→ **WHAT TO DO**: Write the data out again in full, with no departure from the original.

* BEGIN DATASET *

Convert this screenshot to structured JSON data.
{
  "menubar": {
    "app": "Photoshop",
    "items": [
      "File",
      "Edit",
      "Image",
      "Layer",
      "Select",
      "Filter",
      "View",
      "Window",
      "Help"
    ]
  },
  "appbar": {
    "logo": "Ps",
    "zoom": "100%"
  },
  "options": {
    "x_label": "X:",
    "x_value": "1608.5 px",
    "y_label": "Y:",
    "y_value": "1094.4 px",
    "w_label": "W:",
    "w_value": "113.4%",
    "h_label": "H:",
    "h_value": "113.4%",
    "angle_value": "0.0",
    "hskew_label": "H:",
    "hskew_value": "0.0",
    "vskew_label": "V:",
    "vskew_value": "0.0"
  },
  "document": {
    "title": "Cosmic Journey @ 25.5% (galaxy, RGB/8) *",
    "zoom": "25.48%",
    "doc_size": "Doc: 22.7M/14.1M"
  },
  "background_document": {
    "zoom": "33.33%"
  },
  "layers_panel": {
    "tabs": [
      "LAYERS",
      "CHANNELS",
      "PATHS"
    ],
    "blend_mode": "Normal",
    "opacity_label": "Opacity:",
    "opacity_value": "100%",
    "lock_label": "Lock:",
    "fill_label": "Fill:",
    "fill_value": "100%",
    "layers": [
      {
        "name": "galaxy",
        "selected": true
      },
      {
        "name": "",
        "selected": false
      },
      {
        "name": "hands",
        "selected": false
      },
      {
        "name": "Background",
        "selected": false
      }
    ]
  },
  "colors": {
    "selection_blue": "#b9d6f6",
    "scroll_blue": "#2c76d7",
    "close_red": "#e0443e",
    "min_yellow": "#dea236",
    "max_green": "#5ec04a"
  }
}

* END DATASET *

→ **SOLUTION FOR THIS TASK**:
Convert this screenshot to structured JSON data.
{
  "menubar": {
    "app": "Photoshop",
    "items": [
      "File",
      "Edit",
      "Image",
      "Layer",
      "Select",
      "Filter",
      "View",
      "Window",
      "Help"
    ]
  },
  "appbar": {
    "logo": "Ps",
    "zoom": "100%"
  },
  "options": {
    "x_label": "X:",
    "x_value": "1608.5 px",
    "y_label": "Y:",
    "y_value": "1094.4 px",
    "w_label": "W:",
    "w_value": "113.4%",
    "h_label": "H:",
    "h_value": "113.4%",
    "angle_value": "0.0",
    "hskew_label": "H:",
    "hskew_value": "0.0",
    "vskew_label": "V:",
    "vskew_value": "0.0"
  },
  "document": {
    "title": "Cosmic Journey @ 25.5% (galaxy, RGB/8) *",
    "zoom": "25.48%",
    "doc_size": "Doc: 22.7M/14.1M"
  },
  "background_document": {
    "zoom": "33.33%"
  },
  "layers_panel": {
    "tabs": [
      "LAYERS",
      "CHANNELS",
      "PATHS"
    ],
    "blend_mode": "Normal",
    "opacity_label": "Opacity:",
    "opacity_value": "100%",
    "lock_label": "Lock:",
    "fill_label": "Fill:",
    "fill_value": "100%",
    "layers": [
      {
        "name": "galaxy",
        "selected": true
      },
      {
        "name": "",
        "selected": false
      },
      {
        "name": "hands",
        "selected": false
      },
      {
        "name": "Background",
        "selected": false
      }
    ]
  },
  "colors": {
    "selection_blue": "#b9d6f6",
    "scroll_blue": "#2c76d7",
    "close_red": "#e0443e",
    "min_yellow": "#dea236",
    "max_green": "#5ec04a"
  }
}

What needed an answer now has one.